§ Raw data
* BEGIN *

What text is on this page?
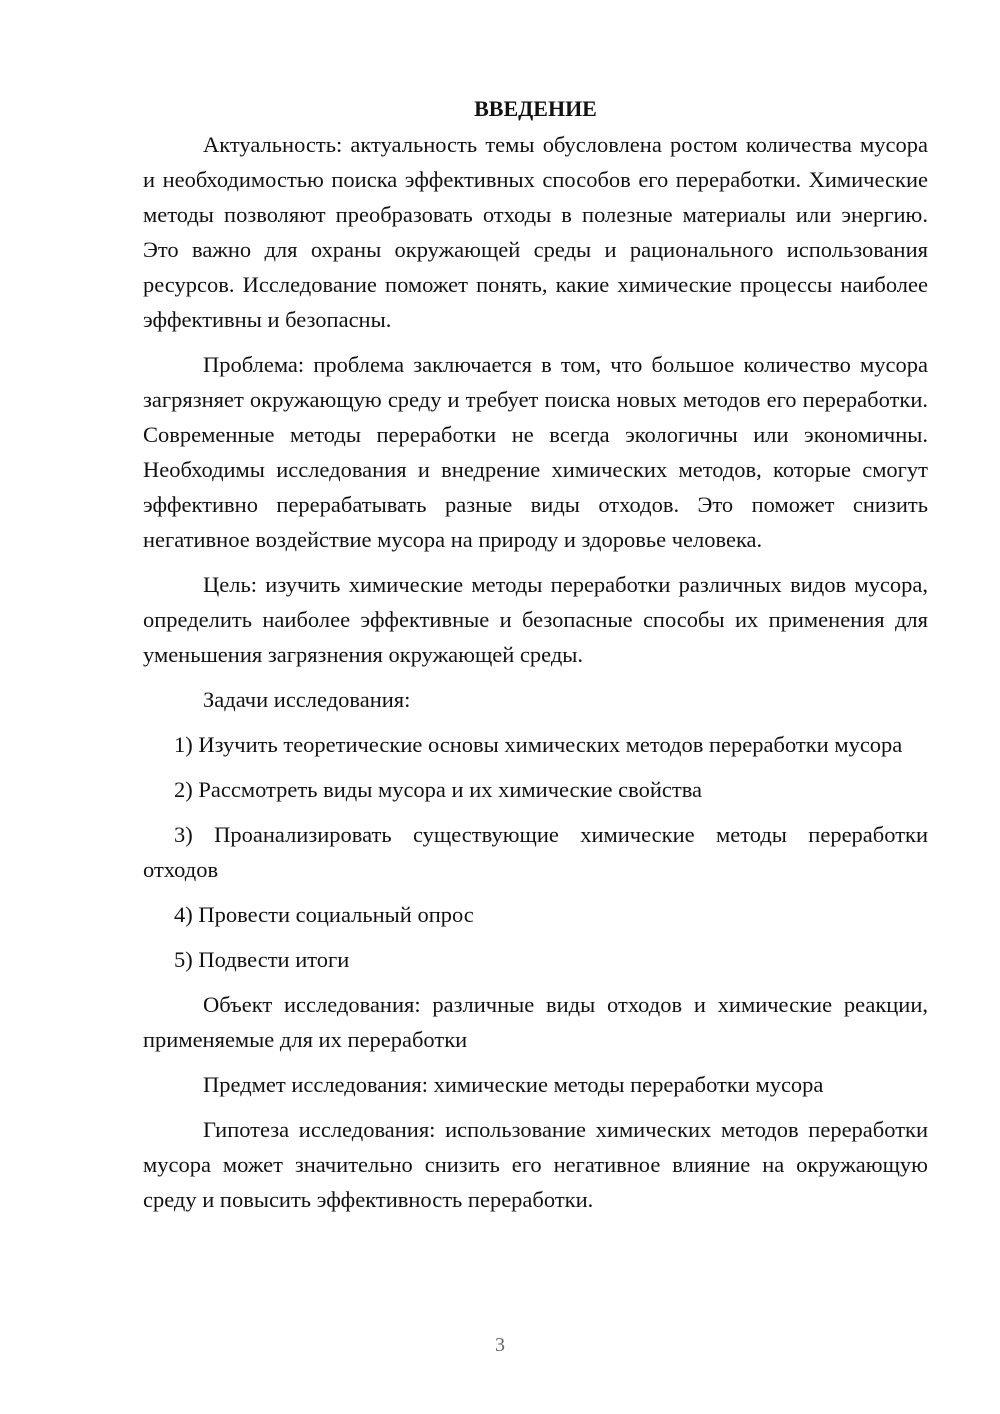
ВВЕДЕНИЕ

Актуальность: актуальность темы обусловлена ростом количества мусора и необходимостью поиска эффективных способов его переработки. Химические методы позволяют преобразовать отходы в полезные материалы или энергию. Это важно для охраны окружающей среды и рационального использования ресурсов. Исследование поможет понять, какие химические процессы наиболее эффективны и безопасны.

Проблема: проблема заключается в том, что большое количество мусора загрязняет окружающую среду и требует поиска новых методов его переработки. Современные методы переработки не всегда экологичны или экономичны. Необходимы исследования и внедрение химических методов, которые смогут эффективно перерабатывать разные виды отходов. Это поможет снизить негативное воздействие мусора на природу и здоровье человека.

Цель: изучить химические методы переработки различных видов мусора, определить наиболее эффективные и безопасные способы их применения для уменьшения загрязнения окружающей среды.

Задачи исследования:

1) Изучить теоретические основы химических методов переработки мусора

2) Рассмотреть виды мусора и их химические свойства

3) Проанализировать существующие химические методы переработки отходов

4) Провести социальный опрос

5) Подвести итоги

Объект исследования: различные виды отходов и химические реакции, применяемые для их переработки

Предмет исследования: химические методы переработки мусора

Гипотеза исследования: использование химических методов переработки мусора может значительно снизить его негативное влияние на окружающую среду и повысить эффективность переработки.

3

* END *

Exactly reproduce each record, leaving out any pictures.

What text is on this page?
ВВЕДЕНИЕ

Актуальность: актуальность темы обусловлена ростом количества мусора и необходимостью поиска эффективных способов его переработки. Химические методы позволяют преобразовать отходы в полезные материалы или энергию. Это важно для охраны окружающей среды и рационального использования ресурсов. Исследование поможет понять, какие химические процессы наиболее эффективны и безопасны.

Проблема: проблема заключается в том, что большое количество мусора загрязняет окружающую среду и требует поиска новых методов его переработки. Современные методы переработки не всегда экологичны или экономичны. Необходимы исследования и внедрение химических методов, которые смогут эффективно перерабатывать разные виды отходов. Это поможет снизить негативное воздействие мусора на природу и здоровье человека.

Цель: изучить химические методы переработки различных видов мусора, определить наиболее эффективные и безопасные способы их применения для уменьшения загрязнения окружающей среды.

Задачи исследования:

1) Изучить теоретические основы химических методов переработки мусора

2) Рассмотреть виды мусора и их химические свойства

3) Проанализировать существующие химические методы переработки отходов

4) Провести социальный опрос

5) Подвести итоги

Объект исследования: различные виды отходов и химические реакции, применяемые для их переработки

Предмет исследования: химические методы переработки мусора

Гипотеза исследования: использование химических методов переработки мусора может значительно снизить его негативное влияние на окружающую среду и повысить эффективность переработки.

3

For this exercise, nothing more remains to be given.